- Direction:
Work out how many lines in the listing below include the word "Nigeria". Give nothing but the number.

- Source records:

.....

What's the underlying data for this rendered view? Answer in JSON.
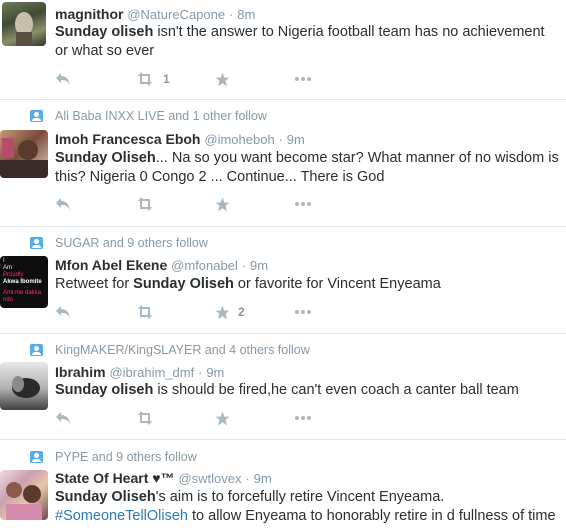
{
  "tweets": [
    {
      "context": "",
      "fullname": "magnithor",
      "username": "@NatureCapone",
      "time": "8m",
      "text_pre": "",
      "text_bold": "Sunday oliseh",
      "text_post": " isn't the answer to Nigeria football team has no achievement or what so ever",
      "hashtag": "",
      "text_after_hashtag": "",
      "retweets": "1",
      "favorites": ""
    },
    {
      "context": "Ali Baba INXX LIVE and 1 other follow",
      "fullname": "Imoh Francesca Eboh",
      "username": "@imoheboh",
      "time": "9m",
      "text_pre": "",
      "text_bold": "Sunday Oliseh",
      "text_post": "... Na so you want become star? What manner of no wisdom is this? Nigeria 0 Congo 2 ... Continue... There is God",
      "hashtag": "",
      "text_after_hashtag": "",
      "retweets": "",
      "favorites": ""
    },
    {
      "context": "SUGAR and 9 others follow",
      "fullname": "Mfon Abel Ekene",
      "username": "@mfonabel",
      "time": "9m",
      "text_pre": "Retweet for ",
      "text_bold": "Sunday Oliseh",
      "text_post": " or favorite for Vincent Enyeama",
      "hashtag": "",
      "text_after_hashtag": "",
      "retweets": "",
      "favorites": "2",
      "avatar_text": [
        "I",
        "Am",
        "Proudly",
        "Akwa Ibomite",
        "Ami me dakka ndo"
      ]
    },
    {
      "context": "KingMAKER/KingSLAYER and 4 others follow",
      "fullname": "Ibrahim",
      "username": "@ibrahim_dmf",
      "time": "9m",
      "text_pre": "",
      "text_bold": "Sunday oliseh",
      "text_post": " is should be fired,he can't even coach a canter ball team",
      "hashtag": "",
      "text_after_hashtag": "",
      "retweets": "",
      "favorites": ""
    },
    {
      "context": "PYPE and 9 others follow",
      "fullname": "State Of Heart ♥™",
      "username": "@swtlovex",
      "time": "9m",
      "text_pre": "",
      "text_bold": "Sunday Oliseh",
      "text_post": "'s aim is to forcefully retire Vincent Enyeama.",
      "hashtag": "#SomeoneTellOliseh",
      "text_after_hashtag": " to allow Enyeama to honorably retire in d fullness of time",
      "retweets": "",
      "favorites": ""
    }
  ],
  "colors": {
    "accent": "#55acee",
    "muted": "#8899a6",
    "link": "#2b7bb9",
    "text": "#292f33"
  }
}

.....

- Response:
2